§ **AIM**
Replace every "map-point" in the data below with "map-marker", and reproduce all other text unchanged. Omit the pictures.

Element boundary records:
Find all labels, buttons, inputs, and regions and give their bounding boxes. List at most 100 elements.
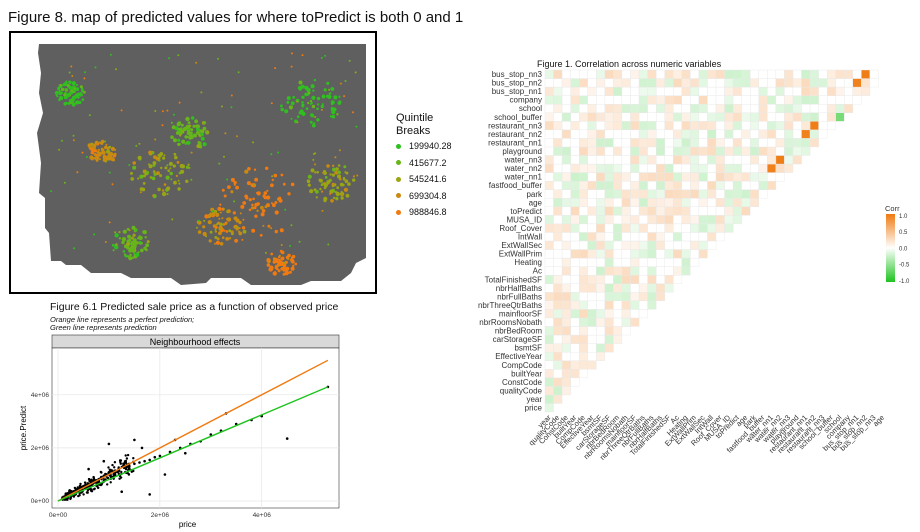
map-point (336, 174, 342, 179)
heatmap-cell (587, 180, 597, 190)
heatmap-cell (767, 112, 777, 122)
heatmap-cell (664, 206, 674, 216)
map-point (338, 149, 341, 152)
heatmap-cell (655, 240, 665, 250)
map-point (263, 191, 268, 195)
heatmap-cell (544, 386, 554, 396)
heatmap-cell (604, 180, 614, 190)
map-point (58, 91, 63, 96)
map-point (227, 209, 231, 214)
heatmap-cell (673, 95, 683, 105)
heatmap-cell (561, 300, 571, 310)
heatmap-cell (647, 197, 657, 207)
heatmap-cell (613, 112, 623, 122)
heatmap-cell (587, 317, 597, 327)
heatmap-cell (570, 112, 580, 122)
scatter-point (82, 493, 85, 496)
map-point (170, 178, 173, 181)
heatmap-cell (809, 129, 819, 139)
heatmap-cell (561, 95, 571, 105)
map-point (197, 230, 202, 234)
map-point (225, 237, 230, 241)
heatmap-cell (767, 104, 777, 113)
map-point (134, 240, 137, 242)
heatmap-cell (613, 163, 623, 173)
heatmap-cell (604, 317, 614, 327)
map-point (75, 83, 78, 87)
heatmap-cell (741, 172, 751, 182)
heatmap-cell (570, 300, 580, 310)
heatmap-cell (707, 95, 717, 105)
map-point (278, 259, 281, 262)
map-point (252, 141, 254, 144)
heatmap-cell (673, 69, 683, 79)
scatter-point (122, 462, 125, 465)
heatmap-cell (664, 257, 674, 267)
map-point (63, 95, 68, 100)
map-point (323, 198, 327, 203)
heatmap-cell (613, 78, 623, 88)
heatmap-cell (732, 95, 742, 105)
map-point (107, 150, 110, 154)
heatmap-cell (664, 112, 674, 122)
facet-label: Neighbourhood effects (150, 337, 241, 347)
heatmap-cell (715, 180, 725, 190)
row-label: water_nn1 (504, 173, 543, 182)
heatmap-cell (553, 86, 563, 96)
heatmap-cell (544, 197, 554, 207)
map-point (340, 196, 344, 200)
scatter-point (111, 463, 114, 467)
map-point (98, 141, 102, 144)
heatmap-cell (596, 104, 606, 113)
map-point (344, 80, 347, 82)
heatmap-cell (553, 369, 563, 379)
row-label: Ac (533, 267, 542, 276)
heatmap-cell (809, 112, 819, 122)
heatmap-cell (664, 78, 674, 88)
heatmap-cell (613, 292, 623, 302)
map-point (312, 89, 315, 92)
map-point (256, 209, 259, 212)
scatter-point (78, 485, 82, 489)
map-point (70, 65, 73, 68)
heatmap-cell (681, 232, 691, 242)
heatmap-cell (801, 104, 811, 113)
heatmap-cell (604, 121, 614, 131)
heatmap-cell (578, 112, 588, 122)
map-point (309, 120, 313, 124)
heatmap-cell (613, 317, 623, 327)
corr-legend-tick: 1.0 (899, 214, 908, 220)
scatter-point (113, 466, 116, 469)
map-point (217, 206, 222, 211)
heatmap-cell (664, 197, 674, 207)
heatmap-cell (630, 86, 640, 96)
heatmap-cell (715, 155, 725, 165)
heatmap-cell (630, 266, 640, 276)
map-point (114, 245, 119, 250)
heatmap-cell (827, 69, 836, 79)
heatmap-cell (690, 78, 700, 88)
heatmap-cell (707, 112, 717, 122)
map-legend-title: Quintile Breaks (396, 112, 434, 137)
heatmap-cell (647, 180, 657, 190)
heatmap-cell (715, 172, 725, 182)
heatmap-cell (767, 172, 777, 182)
map-point (132, 249, 136, 253)
map-point (286, 100, 290, 104)
heatmap-cell (827, 86, 836, 96)
heatmap-cell (698, 129, 708, 139)
heatmap-cell (698, 232, 708, 242)
heatmap-cell (818, 104, 828, 113)
heatmap-cell (818, 129, 828, 139)
plot-panel (51, 347, 340, 509)
map-point (278, 198, 283, 203)
heatmap-cell (655, 138, 665, 148)
map-point (95, 153, 99, 157)
heatmap-cell (758, 163, 768, 173)
heatmap-cell (587, 129, 597, 139)
heatmap-cell (707, 69, 717, 79)
map-point (188, 136, 193, 140)
heatmap-cell (827, 112, 836, 122)
heatmap-cell (647, 257, 657, 267)
heatmap-cell (750, 95, 759, 105)
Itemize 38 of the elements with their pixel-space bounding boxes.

§ **EXPECTED ANSWER**
Find all labels, buttons, inputs, and regions and give their bounding boxes. List at most 100 elements.
map-marker (336, 174, 342, 179)
heatmap-cell (587, 180, 597, 190)
heatmap-cell (767, 112, 777, 122)
heatmap-cell (664, 206, 674, 216)
map-marker (338, 149, 341, 152)
heatmap-cell (655, 240, 665, 250)
map-marker (263, 191, 268, 195)
heatmap-cell (544, 386, 554, 396)
heatmap-cell (604, 180, 614, 190)
map-marker (58, 91, 63, 96)
map-marker (227, 209, 231, 214)
heatmap-cell (673, 95, 683, 105)
heatmap-cell (561, 300, 571, 310)
heatmap-cell (647, 197, 657, 207)
heatmap-cell (613, 112, 623, 122)
heatmap-cell (587, 317, 597, 327)
heatmap-cell (570, 112, 580, 122)
scatter-point (82, 493, 85, 496)
map-marker (170, 178, 173, 181)
heatmap-cell (809, 129, 819, 139)
heatmap-cell (561, 95, 571, 105)
map-marker (197, 230, 202, 234)
map-marker (225, 237, 230, 241)
heatmap-cell (767, 104, 777, 113)
map-marker (134, 240, 137, 242)
heatmap-cell (613, 163, 623, 173)
heatmap-cell (604, 317, 614, 327)
map-marker (75, 83, 78, 87)
heatmap-cell (741, 172, 751, 182)
heatmap-cell (570, 300, 580, 310)
heatmap-cell (707, 95, 717, 105)
map-marker (278, 259, 281, 262)
map-marker (252, 141, 254, 144)
heatmap-cell (673, 69, 683, 79)
scatter-point (122, 462, 125, 465)
heatmap-cell (664, 257, 674, 267)
map-marker (63, 95, 68, 100)
map-marker (323, 198, 327, 203)
heatmap-cell (613, 78, 623, 88)
heatmap-cell (732, 95, 742, 105)
map-marker (107, 150, 110, 154)
heatmap-cell (664, 112, 674, 122)
facet-label: Neighbourhood effects (150, 337, 241, 347)
heatmap-cell (715, 180, 725, 190)
row-label: water_nn1 (504, 173, 543, 182)
heatmap-cell (553, 86, 563, 96)
heatmap-cell (544, 197, 554, 207)
map-marker (340, 196, 344, 200)
scatter-point (111, 463, 114, 467)
map-marker (98, 141, 102, 144)
heatmap-cell (596, 104, 606, 113)
map-marker (344, 80, 347, 82)
heatmap-cell (553, 369, 563, 379)
row-label: Ac (533, 267, 542, 276)
heatmap-cell (809, 112, 819, 122)
heatmap-cell (664, 78, 674, 88)
heatmap-cell (613, 292, 623, 302)
map-marker (312, 89, 315, 92)
map-marker (256, 209, 259, 212)
scatter-point (78, 485, 82, 489)
map-marker (70, 65, 73, 68)
heatmap-cell (681, 232, 691, 242)
heatmap-cell (801, 104, 811, 113)
heatmap-cell (604, 121, 614, 131)
heatmap-cell (578, 112, 588, 122)
map-marker (309, 120, 313, 124)
heatmap-cell (613, 317, 623, 327)
corr-legend-tick: 1.0 (899, 214, 908, 220)
scatter-point (113, 466, 116, 469)
map-marker (217, 206, 222, 211)
heatmap-cell (664, 197, 674, 207)
heatmap-cell (630, 86, 640, 96)
heatmap-cell (715, 155, 725, 165)
heatmap-cell (630, 266, 640, 276)
map-marker (114, 245, 119, 250)
heatmap-cell (827, 69, 836, 79)
heatmap-cell (690, 78, 700, 88)
heatmap-cell (707, 112, 717, 122)
map-legend-title: Quintile Breaks (396, 112, 434, 137)
heatmap-cell (647, 180, 657, 190)
heatmap-cell (715, 172, 725, 182)
heatmap-cell (767, 172, 777, 182)
map-marker (132, 249, 136, 253)
map-marker (286, 100, 290, 104)
heatmap-cell (827, 86, 836, 96)
heatmap-cell (698, 129, 708, 139)
heatmap-cell (698, 232, 708, 242)
heatmap-cell (818, 104, 828, 113)
heatmap-cell (818, 129, 828, 139)
plot-panel (51, 347, 340, 509)
map-marker (278, 198, 283, 203)
heatmap-cell (655, 138, 665, 148)
map-marker (95, 153, 99, 157)
heatmap-cell (758, 163, 768, 173)
heatmap-cell (587, 129, 597, 139)
heatmap-cell (707, 69, 717, 79)
map-marker (188, 136, 193, 140)
heatmap-cell (827, 112, 836, 122)
heatmap-cell (647, 257, 657, 267)
heatmap-cell (750, 95, 759, 105)
Itemize 38 of the elements with their pixel-space bounding boxes.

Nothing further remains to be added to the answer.